### [Aim]
Every line that contains the word "Cumulative" should be copied out.

### [Extracted entries]
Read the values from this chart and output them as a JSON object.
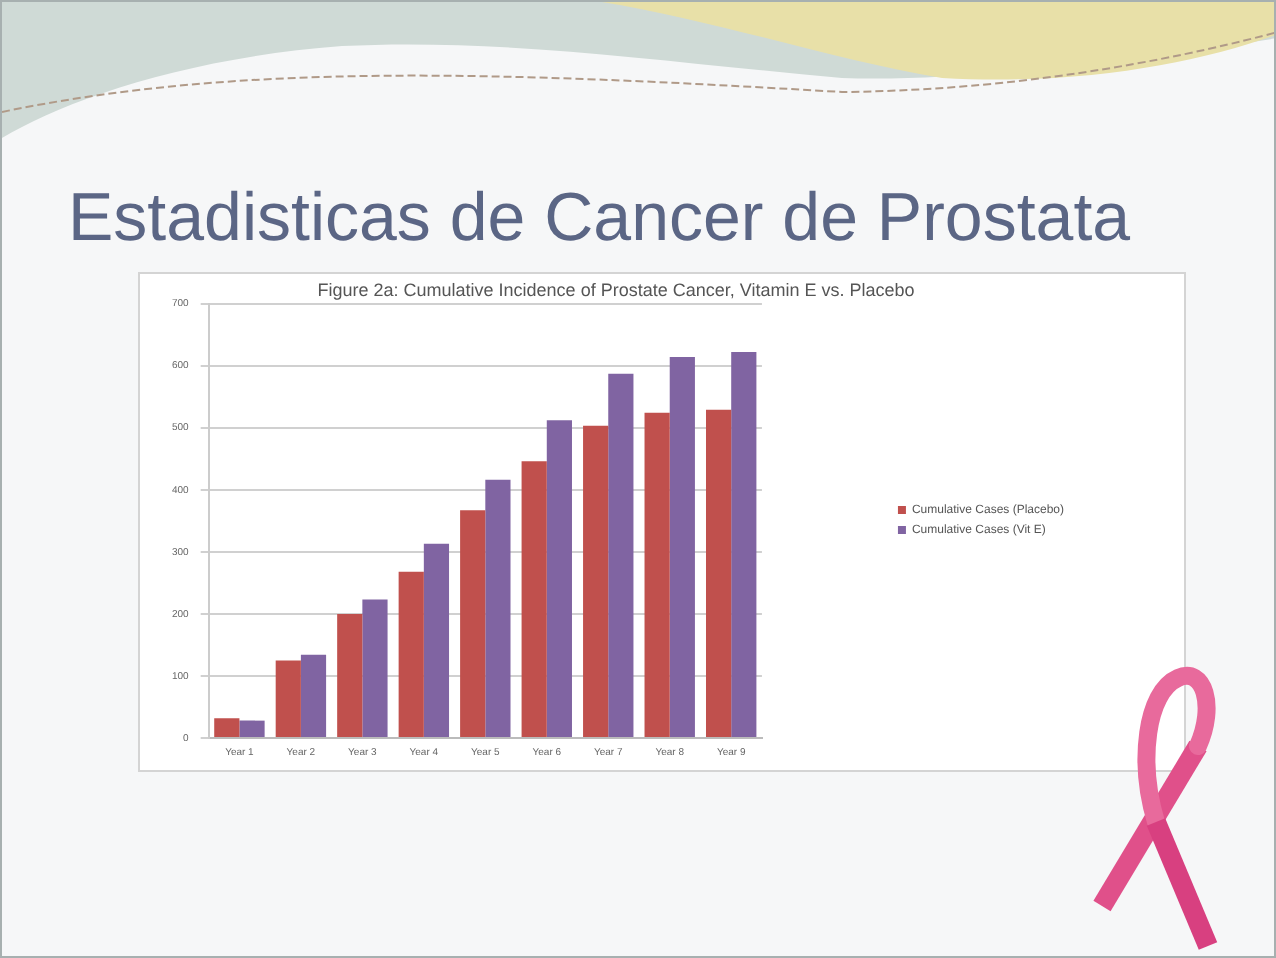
{
  "chart_data": {
    "type": "bar",
    "title": "Estadisticas de Cancer de Prostata",
    "subtitle": "Figure 2a: Cumulative Incidence of Prostate Cancer, Vitamin E vs. Placebo",
    "categories": [
      "Year 1",
      "Year 2",
      "Year 3",
      "Year 4",
      "Year 5",
      "Year 6",
      "Year 7",
      "Year 8",
      "Year 9"
    ],
    "series": [
      {
        "name": "Cumulative Cases (Placebo)",
        "color": "#c0504d",
        "values": [
          32,
          125,
          200,
          268,
          367,
          446,
          503,
          524,
          529
        ]
      },
      {
        "name": "Cumulative Cases (Vit E)",
        "color": "#8064a2",
        "values": [
          28,
          134,
          223,
          313,
          416,
          512,
          587,
          614,
          622
        ]
      }
    ],
    "ylim": [
      0,
      700
    ],
    "yticks": [
      0,
      100,
      200,
      300,
      400,
      500,
      600,
      700
    ],
    "grid": "y",
    "legend": "right"
  }
}
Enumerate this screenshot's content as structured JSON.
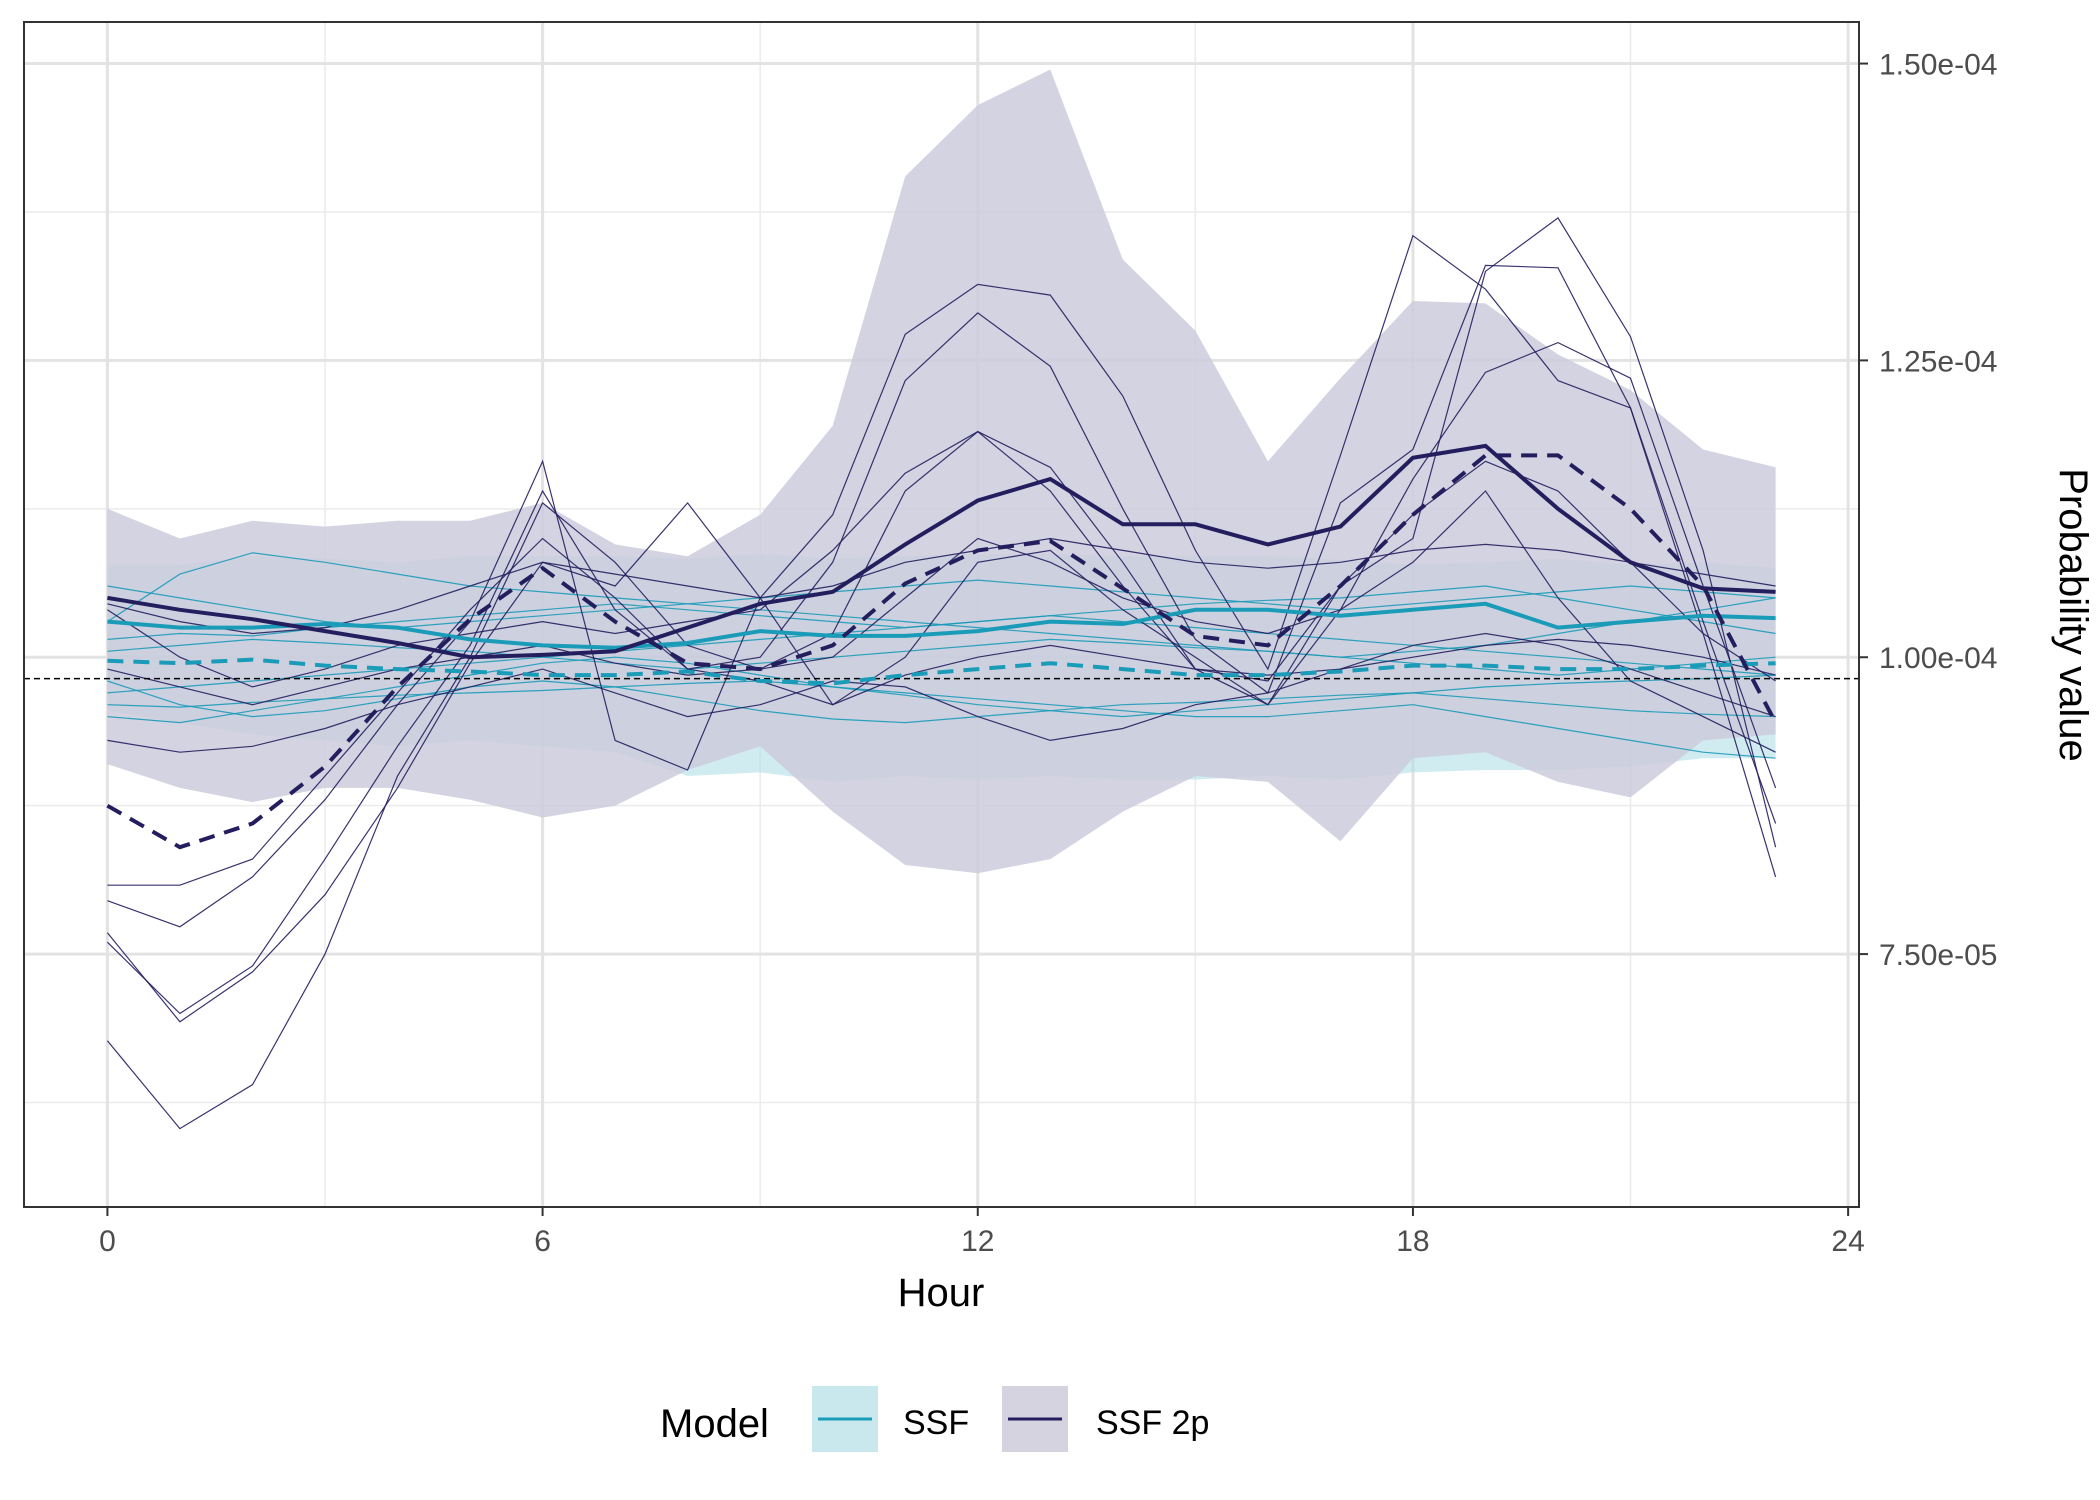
{
  "chart_data": {
    "type": "line",
    "xlabel": "Hour",
    "ylabel": "Probability value",
    "xlim": [
      -1.15,
      24.15
    ],
    "ylim": [
      5.37e-05,
      0.0001535
    ],
    "x_ticks": [
      0,
      6,
      12,
      18,
      24
    ],
    "x_minor": [
      3,
      9,
      15,
      21
    ],
    "y_ticks": [
      7.5e-05,
      0.0001,
      0.000125,
      0.00015
    ],
    "y_tick_labels": [
      "7.50e-05",
      "1.00e-04",
      "1.25e-04",
      "1.50e-04"
    ],
    "y_minor": [
      6.25e-05,
      8.75e-05,
      0.0001125,
      0.0001375
    ],
    "y_axis_position": "right",
    "reference_line": 9.82e-05,
    "legend": {
      "title": "Model",
      "position": "bottom",
      "entries": [
        {
          "label": "SSF",
          "color": "#1a9bb8",
          "fill": "#c8e8ee"
        },
        {
          "label": "SSF 2p",
          "color": "#241e5e",
          "fill": "#d5d3e0"
        }
      ]
    },
    "x": [
      0,
      1,
      2,
      3,
      4,
      5,
      6,
      7,
      8,
      9,
      10,
      11,
      12,
      13,
      14,
      15,
      16,
      17,
      18,
      19,
      20,
      21,
      22,
      23
    ],
    "series": [
      {
        "name": "SSF",
        "color": "#1a9bb8",
        "band_fill": "#a9dce6",
        "band_upper": [
          0.0001078,
          0.0001078,
          0.0001085,
          0.0001083,
          0.000108,
          0.0001085,
          0.0001085,
          0.0001085,
          0.0001083,
          0.0001087,
          0.0001083,
          0.0001085,
          0.0001087,
          0.0001087,
          0.0001085,
          0.0001085,
          0.0001085,
          0.0001082,
          0.0001078,
          0.000108,
          0.0001083,
          0.0001078,
          0.000108,
          0.0001075
        ],
        "band_lower": [
          9.55e-05,
          9.45e-05,
          9.35e-05,
          9.3e-05,
          9.25e-05,
          9.3e-05,
          9.25e-05,
          9.2e-05,
          9e-05,
          9.03e-05,
          8.95e-05,
          9e-05,
          8.97e-05,
          9e-05,
          8.97e-05,
          8.97e-05,
          9e-05,
          8.97e-05,
          9.03e-05,
          9.05e-05,
          9.05e-05,
          9.08e-05,
          9.15e-05,
          9.15e-05
        ],
        "mean": [
          0.000103,
          0.0001025,
          0.0001025,
          0.0001028,
          0.0001025,
          0.0001015,
          0.000101,
          0.0001008,
          0.0001012,
          0.0001022,
          0.0001018,
          0.0001018,
          0.0001022,
          0.000103,
          0.0001028,
          0.000104,
          0.000104,
          0.0001035,
          0.000104,
          0.0001045,
          0.0001025,
          0.000103,
          0.0001035,
          0.0001033
        ],
        "median": [
          9.97e-05,
          9.95e-05,
          9.98e-05,
          9.93e-05,
          9.9e-05,
          9.88e-05,
          9.85e-05,
          9.85e-05,
          9.88e-05,
          9.8e-05,
          9.78e-05,
          9.85e-05,
          9.9e-05,
          9.95e-05,
          9.9e-05,
          9.85e-05,
          9.85e-05,
          9.88e-05,
          9.93e-05,
          9.93e-05,
          9.9e-05,
          9.9e-05,
          9.93e-05,
          9.95e-05
        ],
        "individuals": [
          [
            0.000103,
            0.000107,
            0.0001088,
            0.000108,
            0.000107,
            0.000106,
            0.0001055,
            0.000105,
            0.0001045,
            0.000104,
            0.0001035,
            0.000103,
            0.0001025,
            0.000102,
            0.0001015,
            0.000101,
            0.0001005,
            0.0001,
            0.0001005,
            0.000101,
            0.000102,
            0.000103,
            0.000104,
            0.000105
          ],
          [
            0.000106,
            0.000105,
            0.000104,
            0.000103,
            0.0001025,
            0.000103,
            0.0001035,
            0.000104,
            0.0001045,
            0.000105,
            0.0001055,
            0.000106,
            0.0001065,
            0.000106,
            0.0001055,
            0.000105,
            0.0001045,
            0.000104,
            0.0001045,
            0.000105,
            0.0001055,
            0.000106,
            0.0001055,
            0.000105
          ],
          [
            9.8e-05,
            9.6e-05,
            9.5e-05,
            9.55e-05,
            9.65e-05,
            9.75e-05,
            9.8e-05,
            9.75e-05,
            9.65e-05,
            9.55e-05,
            9.48e-05,
            9.45e-05,
            9.5e-05,
            9.55e-05,
            9.6e-05,
            9.62e-05,
            9.65e-05,
            9.68e-05,
            9.7e-05,
            9.65e-05,
            9.6e-05,
            9.55e-05,
            9.52e-05,
            9.5e-05
          ],
          [
            9.5e-05,
            9.45e-05,
            9.55e-05,
            9.65e-05,
            9.75e-05,
            9.85e-05,
            9.95e-05,
            0.0001,
            9.95e-05,
            9.85e-05,
            9.75e-05,
            9.7e-05,
            9.65e-05,
            9.6e-05,
            9.55e-05,
            9.5e-05,
            9.5e-05,
            9.55e-05,
            9.6e-05,
            9.5e-05,
            9.4e-05,
            9.3e-05,
            9.2e-05,
            9.15e-05
          ],
          [
            0.0001005,
            0.000101,
            0.0001015,
            0.0001012,
            0.0001008,
            0.0001005,
            0.0001,
            9.95e-05,
            9.9e-05,
            9.95e-05,
            0.0001,
            0.0001005,
            0.000101,
            0.0001015,
            0.0001012,
            0.0001008,
            0.0001005,
            0.0001,
            9.95e-05,
            9.9e-05,
            9.85e-05,
            9.9e-05,
            9.95e-05,
            0.0001
          ],
          [
            9.7e-05,
            9.75e-05,
            9.8e-05,
            9.85e-05,
            9.9e-05,
            9.95e-05,
            0.0001,
            0.0001005,
            0.000101,
            0.0001015,
            0.000102,
            0.0001025,
            0.000103,
            0.0001035,
            0.000103,
            0.0001025,
            0.000102,
            0.0001015,
            0.000101,
            0.0001005,
            0.0001,
            9.95e-05,
            9.9e-05,
            9.85e-05
          ],
          [
            0.0001015,
            0.000102,
            0.0001018,
            0.0001025,
            0.000103,
            0.0001035,
            0.000104,
            0.0001045,
            0.000104,
            0.0001035,
            0.000103,
            0.0001025,
            0.000103,
            0.0001035,
            0.000104,
            0.0001045,
            0.0001048,
            0.000105,
            0.0001055,
            0.000106,
            0.000105,
            0.000104,
            0.000103,
            0.000102
          ],
          [
            9.6e-05,
            9.58e-05,
            9.62e-05,
            9.65e-05,
            9.68e-05,
            9.7e-05,
            9.72e-05,
            9.75e-05,
            9.78e-05,
            9.8e-05,
            9.75e-05,
            9.68e-05,
            9.6e-05,
            9.55e-05,
            9.5e-05,
            9.55e-05,
            9.6e-05,
            9.65e-05,
            9.7e-05,
            9.75e-05,
            9.78e-05,
            9.8e-05,
            9.82e-05,
            9.85e-05
          ]
        ]
      },
      {
        "name": "SSF 2p",
        "color": "#241e5e",
        "band_fill": "#cdcbdc",
        "band_upper": [
          0.0001125,
          0.00011,
          0.0001115,
          0.000111,
          0.0001115,
          0.0001115,
          0.000113,
          0.0001095,
          0.0001085,
          0.000112,
          0.0001195,
          0.0001405,
          0.0001465,
          0.0001495,
          0.0001335,
          0.0001275,
          0.0001165,
          0.0001235,
          0.00013,
          0.0001298,
          0.0001255,
          0.0001225,
          0.0001175,
          0.000116
        ],
        "band_lower": [
          9.1e-05,
          8.9e-05,
          8.78e-05,
          8.9e-05,
          8.9e-05,
          8.8e-05,
          8.65e-05,
          8.75e-05,
          9.05e-05,
          9.25e-05,
          8.7e-05,
          8.25e-05,
          8.18e-05,
          8.3e-05,
          8.7e-05,
          9e-05,
          8.95e-05,
          8.45e-05,
          9.15e-05,
          9.2e-05,
          8.95e-05,
          8.82e-05,
          9.3e-05,
          9.35e-05
        ],
        "mean": [
          0.000105,
          0.000104,
          0.0001032,
          0.0001022,
          0.0001012,
          0.0001,
          0.0001002,
          0.0001005,
          0.0001025,
          0.0001045,
          0.0001055,
          0.0001095,
          0.0001132,
          0.000115,
          0.0001112,
          0.0001112,
          0.0001095,
          0.000111,
          0.0001168,
          0.0001178,
          0.0001125,
          0.000108,
          0.0001058,
          0.0001055
        ],
        "median": [
          8.75e-05,
          8.4e-05,
          8.6e-05,
          9.08e-05,
          9.75e-05,
          0.0001032,
          0.0001075,
          0.000103,
          9.95e-05,
          9.9e-05,
          0.000101,
          0.0001062,
          0.000109,
          0.0001098,
          0.0001058,
          0.0001018,
          0.000101,
          0.000106,
          0.000112,
          0.000117,
          0.000117,
          0.0001125,
          0.000106,
          9.45e-05
        ],
        "individuals": [
          [
            6.77e-05,
            6.03e-05,
            6.4e-05,
            7.5e-05,
            9e-05,
            0.0001,
            0.000113,
            0.000108,
            0.000101,
            9.9e-05,
            0.000102,
            0.000114,
            0.000119,
            0.000114,
            0.000106,
            9.9e-05,
            9.6e-05,
            0.000104,
            0.000115,
            0.000124,
            0.0001265,
            0.0001235,
            0.000106,
            8.9e-05
          ],
          [
            7.6e-05,
            7e-05,
            7.4e-05,
            8.3e-05,
            9.25e-05,
            0.000101,
            0.000114,
            0.000104,
            9.9e-05,
            9.8e-05,
            9.6e-05,
            9.85e-05,
            0.0001,
            0.000101,
            0.0001,
            9.9e-05,
            9.85e-05,
            9.9e-05,
            0.0001,
            0.000101,
            0.0001015,
            0.000101,
            0.0001,
            9.85e-05
          ],
          [
            7.68e-05,
            6.93e-05,
            7.35e-05,
            8e-05,
            8.9e-05,
            9.95e-05,
            0.000108,
            0.000106,
            0.000113,
            0.000105,
            9.6e-05,
            0.0001,
            0.000108,
            0.000109,
            0.000104,
            0.0001,
            9.6e-05,
            0.000106,
            0.00011,
            0.0001325,
            0.000137,
            0.000127,
            0.000109,
            8.4e-05
          ],
          [
            7.95e-05,
            7.73e-05,
            8.15e-05,
            8.8e-05,
            9.6e-05,
            0.000103,
            0.0001165,
            9.3e-05,
            9.05e-05,
            0.000105,
            0.000112,
            0.0001272,
            0.0001314,
            0.0001305,
            0.000122,
            0.000109,
            9.9e-05,
            0.000117,
            0.0001355,
            0.000131,
            0.0001233,
            0.000121,
            0.000102,
            8.15e-05
          ],
          [
            8.08e-05,
            8.08e-05,
            8.3e-05,
            9e-05,
            9.7e-05,
            0.000104,
            0.00011,
            0.000105,
            9.9e-05,
            0.0001,
            0.000108,
            0.0001233,
            0.000129,
            0.0001245,
            0.0001125,
            0.0001015,
            9.7e-05,
            0.000113,
            0.0001175,
            0.000133,
            0.0001328,
            0.000121,
            0.000103,
            8.6e-05
          ],
          [
            0.000104,
            0.0001,
            9.75e-05,
            9.9e-05,
            0.000101,
            0.000102,
            0.000103,
            0.000102,
            0.000103,
            0.000104,
            0.000109,
            0.0001155,
            0.000119,
            0.000116,
            0.000108,
            9.9e-05,
            9.8e-05,
            0.000106,
            0.000112,
            0.0001165,
            0.000114,
            0.000108,
            0.000102,
            9.8e-05
          ],
          [
            9.9e-05,
            9.75e-05,
            9.6e-05,
            9.75e-05,
            9.9e-05,
            0.0001,
            0.000101,
            9.95e-05,
            9.85e-05,
            9.9e-05,
            0.0001,
            0.000105,
            0.00011,
            0.000108,
            0.000105,
            0.000103,
            0.000102,
            0.000104,
            0.000108,
            0.000114,
            0.000105,
            9.8e-05,
            9.5e-05,
            9.2e-05
          ],
          [
            9.3e-05,
            9.2e-05,
            9.25e-05,
            9.4e-05,
            9.6e-05,
            9.75e-05,
            9.9e-05,
            9.7e-05,
            9.5e-05,
            9.6e-05,
            9.8e-05,
            9.75e-05,
            9.5e-05,
            9.3e-05,
            9.4e-05,
            9.6e-05,
            9.7e-05,
            9.9e-05,
            0.000101,
            0.000102,
            0.000101,
            9.9e-05,
            9.7e-05,
            9.5e-05
          ],
          [
            0.0001045,
            0.000103,
            0.000102,
            0.0001025,
            0.000104,
            0.000106,
            0.000108,
            0.000107,
            0.000106,
            0.000105,
            0.000106,
            0.000108,
            0.000109,
            0.00011,
            0.000109,
            0.000108,
            0.0001075,
            0.000108,
            0.000109,
            0.0001095,
            0.000109,
            0.000108,
            0.000107,
            0.000106
          ]
        ]
      }
    ]
  }
}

### [Right answer]
    "subtitle": "Figure 2a: Cumulative Incidence of Prostate Cancer, Vitamin E vs. Placebo",
        "name": "Cumulative Cases (Placebo)",
        "name": "Cumulative Cases (Vit E)",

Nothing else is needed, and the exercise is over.